*What you have to do*. Output every record word for word.

*Recorded data*.
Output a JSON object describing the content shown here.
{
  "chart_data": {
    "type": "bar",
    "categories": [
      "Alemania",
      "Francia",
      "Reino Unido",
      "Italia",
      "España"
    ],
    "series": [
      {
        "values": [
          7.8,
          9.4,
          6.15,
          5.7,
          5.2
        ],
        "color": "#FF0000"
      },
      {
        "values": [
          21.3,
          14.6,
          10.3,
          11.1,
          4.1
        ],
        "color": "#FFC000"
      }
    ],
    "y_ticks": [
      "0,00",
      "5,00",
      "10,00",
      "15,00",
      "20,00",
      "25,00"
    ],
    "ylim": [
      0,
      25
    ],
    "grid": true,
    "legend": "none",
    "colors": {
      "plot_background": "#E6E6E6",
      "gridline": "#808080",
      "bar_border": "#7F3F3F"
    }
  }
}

*Exercise response*.
Output a JSON object describing the content shown here.
{
  "chart_data": {
    "type": "bar",
    "categories": [
      "Alemania",
      "Francia",
      "Reino Unido",
      "Italia",
      "España"
    ],
    "series": [
      {
        "values": [
          7.8,
          9.4,
          6.15,
          5.7,
          5.2
        ],
        "color": "#FF0000"
      },
      {
        "values": [
          21.3,
          14.6,
          10.3,
          11.1,
          4.1
        ],
        "color": "#FFC000"
      }
    ],
    "y_ticks": [
      "0,00",
      "5,00",
      "10,00",
      "15,00",
      "20,00",
      "25,00"
    ],
    "ylim": [
      0,
      25
    ],
    "grid": true,
    "legend": "none",
    "colors": {
      "plot_background": "#E6E6E6",
      "gridline": "#808080",
      "bar_border": "#7F3F3F"
    }
  }
}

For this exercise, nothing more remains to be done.